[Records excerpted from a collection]
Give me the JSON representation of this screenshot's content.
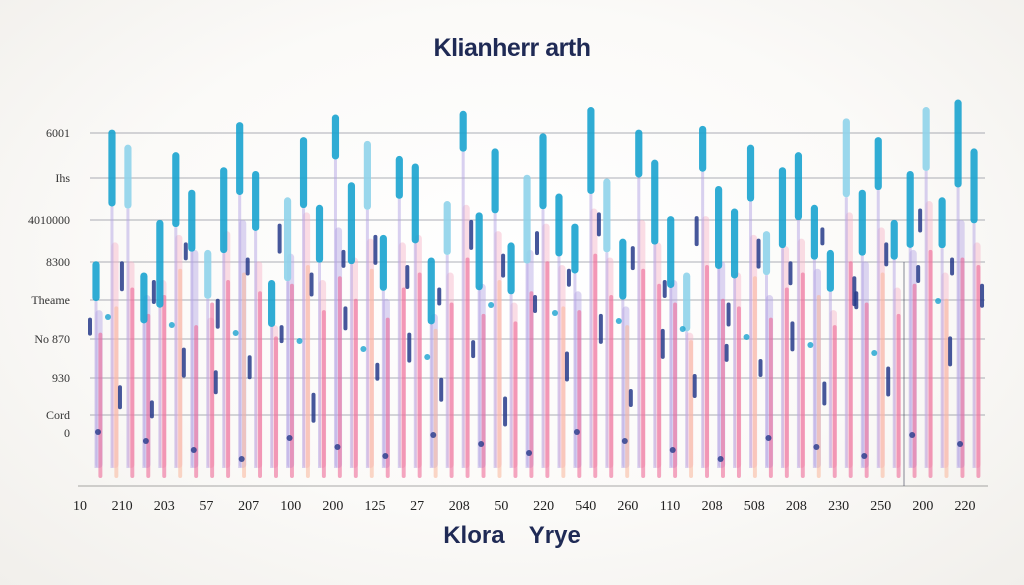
{
  "chart_data": {
    "type": "bar",
    "title": "Klianherr arth",
    "xlabel": "Klora  Yrye",
    "ylabel": "",
    "y_tick_labels": [
      "6001",
      "Ihs",
      "4010000",
      "8300",
      "Theame",
      "No 870",
      "930",
      "Cord",
      "0"
    ],
    "x_tick_labels": [
      "10",
      "210",
      "203",
      "57",
      "207",
      "100",
      "200",
      "125",
      "27",
      "208",
      "50",
      "220",
      "540",
      "260",
      "110",
      "208",
      "508",
      "208",
      "230",
      "250",
      "200",
      "220"
    ],
    "ylim": [
      0,
      100
    ],
    "grid": true,
    "colors": {
      "title": "#1f2a55",
      "cyan": "#1aa3cf",
      "light_cyan": "#8fd3ea",
      "navy": "#263a8a",
      "lavender": "#b4a4e4",
      "pink": "#ec5f8f",
      "light_pink": "#f6b3c8",
      "peach": "#f9b79a"
    },
    "values": [
      55,
      90,
      86,
      52,
      66,
      84,
      74,
      58,
      80,
      92,
      79,
      50,
      72,
      88,
      70,
      94,
      76,
      87,
      62,
      83,
      81,
      56,
      71,
      95,
      68,
      85,
      60,
      78,
      89,
      73,
      65,
      96,
      77,
      61,
      90,
      82,
      67,
      52,
      91,
      75,
      69,
      86,
      63,
      80,
      84,
      70,
      58,
      93,
      74,
      88,
      66,
      79,
      96,
      72,
      98,
      85
    ],
    "overlay_values": [
      42,
      60,
      55,
      46,
      50,
      62,
      58,
      40,
      63,
      66,
      55,
      38,
      57,
      68,
      50,
      64,
      56,
      61,
      45,
      60,
      62,
      41,
      52,
      70,
      49,
      63,
      44,
      58,
      65,
      54,
      47,
      69,
      56,
      43,
      66,
      60,
      50,
      36,
      67,
      55,
      52,
      62,
      46,
      59,
      61,
      53,
      42,
      68,
      55,
      64,
      48,
      58,
      71,
      52,
      66,
      60
    ],
    "pink_values": [
      28,
      35,
      40,
      33,
      38,
      45,
      30,
      36,
      42,
      44,
      39,
      27,
      41,
      46,
      34,
      43,
      37,
      45,
      32,
      40,
      44,
      29,
      36,
      48,
      33,
      42,
      31,
      39,
      47,
      35,
      34,
      49,
      38,
      30,
      45,
      41,
      36,
      26,
      46,
      37,
      35,
      43,
      32,
      40,
      44,
      38,
      30,
      47,
      36,
      44,
      33,
      41,
      50,
      37,
      48,
      46
    ],
    "navy_values": [
      30,
      12,
      45,
      8,
      40,
      22,
      50,
      16,
      35,
      46,
      20,
      55,
      28,
      42,
      10,
      48,
      33,
      52,
      18,
      44,
      26,
      38,
      14,
      56,
      24,
      47,
      9,
      36,
      53,
      21,
      43,
      58,
      31,
      11,
      49,
      27,
      40,
      15,
      57,
      23,
      34,
      51,
      19,
      45,
      29,
      54,
      13,
      41,
      37,
      50,
      17,
      44,
      59,
      25,
      46,
      39
    ]
  }
}
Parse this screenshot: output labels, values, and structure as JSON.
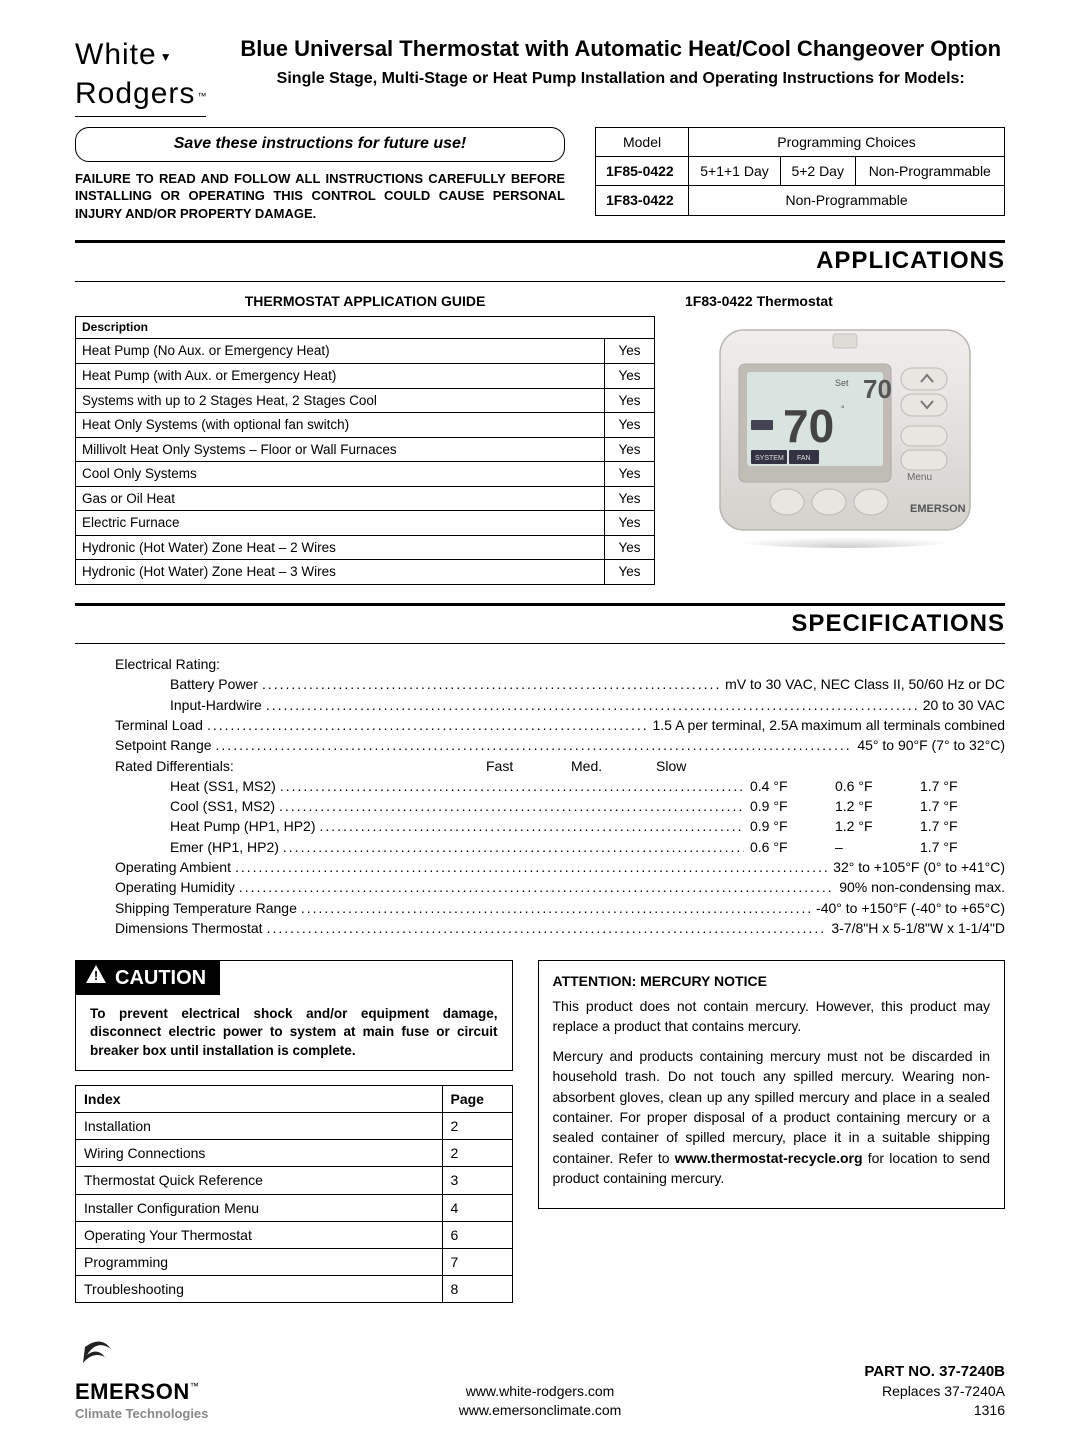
{
  "logo": {
    "line1": "White",
    "line2": "Rodgers",
    "tm": "™"
  },
  "title": {
    "main": "Blue Universal Thermostat with Automatic Heat/Cool Changeover Option",
    "sub": "Single Stage, Multi-Stage or Heat Pump Installation and Operating Instructions for Models:"
  },
  "save_box": "Save these instructions for future use!",
  "warning_caps": "FAILURE TO READ AND FOLLOW ALL INSTRUCTIONS CAREFULLY BEFORE INSTALLING OR OPERATING THIS CONTROL COULD CAUSE PERSONAL INJURY AND/OR PROPERTY DAMAGE.",
  "prog_table": {
    "h1": "Model",
    "h2": "Programming Choices",
    "rows": [
      {
        "model": "1F85-0422",
        "c1": "5+1+1 Day",
        "c2": "5+2 Day",
        "c3": "Non-Programmable"
      },
      {
        "model": "1F83-0422",
        "span": "Non-Programmable"
      }
    ]
  },
  "sections": {
    "applications": "APPLICATIONS",
    "specifications": "SPECIFICATIONS"
  },
  "app_guide": {
    "title": "THERMOSTAT APPLICATION GUIDE",
    "header": "Description",
    "rows": [
      {
        "desc": "Heat Pump (No Aux. or Emergency Heat)",
        "val": "Yes"
      },
      {
        "desc": "Heat Pump (with Aux. or Emergency Heat)",
        "val": "Yes"
      },
      {
        "desc": "Systems with up to 2 Stages Heat, 2 Stages Cool",
        "val": "Yes"
      },
      {
        "desc": "Heat Only Systems (with optional fan switch)",
        "val": "Yes"
      },
      {
        "desc": "Millivolt Heat Only Systems – Floor or Wall Furnaces",
        "val": "Yes"
      },
      {
        "desc": "Cool Only Systems",
        "val": "Yes"
      },
      {
        "desc": "Gas or Oil Heat",
        "val": "Yes"
      },
      {
        "desc": "Electric Furnace",
        "val": "Yes"
      },
      {
        "desc": "Hydronic (Hot Water) Zone Heat – 2 Wires",
        "val": "Yes"
      },
      {
        "desc": "Hydronic (Hot Water) Zone Heat – 3 Wires",
        "val": "Yes"
      }
    ]
  },
  "thermo_caption": "1F83-0422 Thermostat",
  "specs": {
    "lines": [
      {
        "label": "Electrical Rating:",
        "plain": true
      },
      {
        "label": "Battery Power",
        "indent": 1,
        "dots": true,
        "val": "mV to 30 VAC, NEC Class II, 50/60 Hz or DC"
      },
      {
        "label": "Input-Hardwire",
        "indent": 1,
        "dots": true,
        "val": "20 to 30 VAC"
      },
      {
        "label": "Terminal Load",
        "dots": true,
        "val": "1.5 A per terminal, 2.5A maximum all terminals combined"
      },
      {
        "label": "Setpoint Range",
        "dots": true,
        "val": "45° to 90°F (7° to 32°C)"
      },
      {
        "label": "Rated Differentials:",
        "plain": true,
        "valcols": [
          "Fast",
          "Med.",
          "Slow"
        ]
      },
      {
        "label": "Heat (SS1, MS2)",
        "indent": 1,
        "dots": true,
        "valcols": [
          "0.4 °F",
          "0.6 °F",
          "1.7 °F"
        ]
      },
      {
        "label": "Cool (SS1, MS2)",
        "indent": 1,
        "dots": true,
        "valcols": [
          "0.9 °F",
          "1.2 °F",
          "1.7 °F"
        ]
      },
      {
        "label": "Heat Pump (HP1, HP2)",
        "indent": 1,
        "dots": true,
        "valcols": [
          "0.9 °F",
          "1.2 °F",
          "1.7 °F"
        ]
      },
      {
        "label": "Emer (HP1, HP2)",
        "indent": 1,
        "dots": true,
        "valcols": [
          "0.6 °F",
          "–",
          "1.7 °F"
        ]
      },
      {
        "label": "Operating Ambient",
        "dots": true,
        "val": "32° to +105°F (0° to +41°C)"
      },
      {
        "label": "Operating Humidity",
        "dots": true,
        "val": "90% non-condensing max."
      },
      {
        "label": "Shipping Temperature Range",
        "dots": true,
        "val": "-40° to +150°F (-40° to +65°C)"
      },
      {
        "label": "Dimensions Thermostat",
        "dots": true,
        "val": "3-7/8\"H x 5-1/8\"W x 1-1/4\"D"
      }
    ]
  },
  "caution": {
    "label": "CAUTION",
    "body": "To prevent electrical shock and/or equipment damage, disconnect electric power to system at main fuse or circuit breaker box until installation is complete."
  },
  "index": {
    "h1": "Index",
    "h2": "Page",
    "rows": [
      {
        "t": "Installation",
        "p": "2"
      },
      {
        "t": "Wiring Connections",
        "p": "2"
      },
      {
        "t": "Thermostat Quick Reference",
        "p": "3"
      },
      {
        "t": "Installer Configuration Menu",
        "p": "4"
      },
      {
        "t": "Operating Your Thermostat",
        "p": "6"
      },
      {
        "t": "Programming",
        "p": "7"
      },
      {
        "t": "Troubleshooting",
        "p": "8"
      }
    ]
  },
  "mercury": {
    "title": "ATTENTION: MERCURY NOTICE",
    "p1": "This product does not contain mercury. However, this product may replace a product that contains mercury.",
    "p2a": "Mercury and products containing mercury must not be discarded in household trash. Do not touch any spilled mercury. Wearing non-absorbent gloves, clean up any spilled mercury and place in a sealed container. For proper disposal of a product containing mercury or a sealed container of spilled mercury, place it in a suitable shipping container. Refer to ",
    "p2b": "www.thermostat-recycle.org",
    "p2c": " for location to send product containing mercury."
  },
  "footer": {
    "emerson": {
      "name": "EMERSON",
      "sub": "Climate Technologies",
      "tm": "™"
    },
    "urls": [
      "www.white-rodgers.com",
      "www.emersonclimate.com"
    ],
    "partno": "PART NO. 37-7240B",
    "replaces": "Replaces 37-7240A",
    "code": "1316"
  }
}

- _WHAT NEEDS TO BE DONE_: Scan the records above for the string "with", then select every line that holds it.

- _COMPLETED TASK_:
    "main": "Blue Universal Thermostat with Automatic Heat/Cool Changeover Option",
        "desc": "Heat Pump (with Aux. or Emergency Heat)",
        "desc": "Systems with up to 2 Stages Heat, 2 Stages Cool",
        "desc": "Heat Only Systems (with optional fan switch)",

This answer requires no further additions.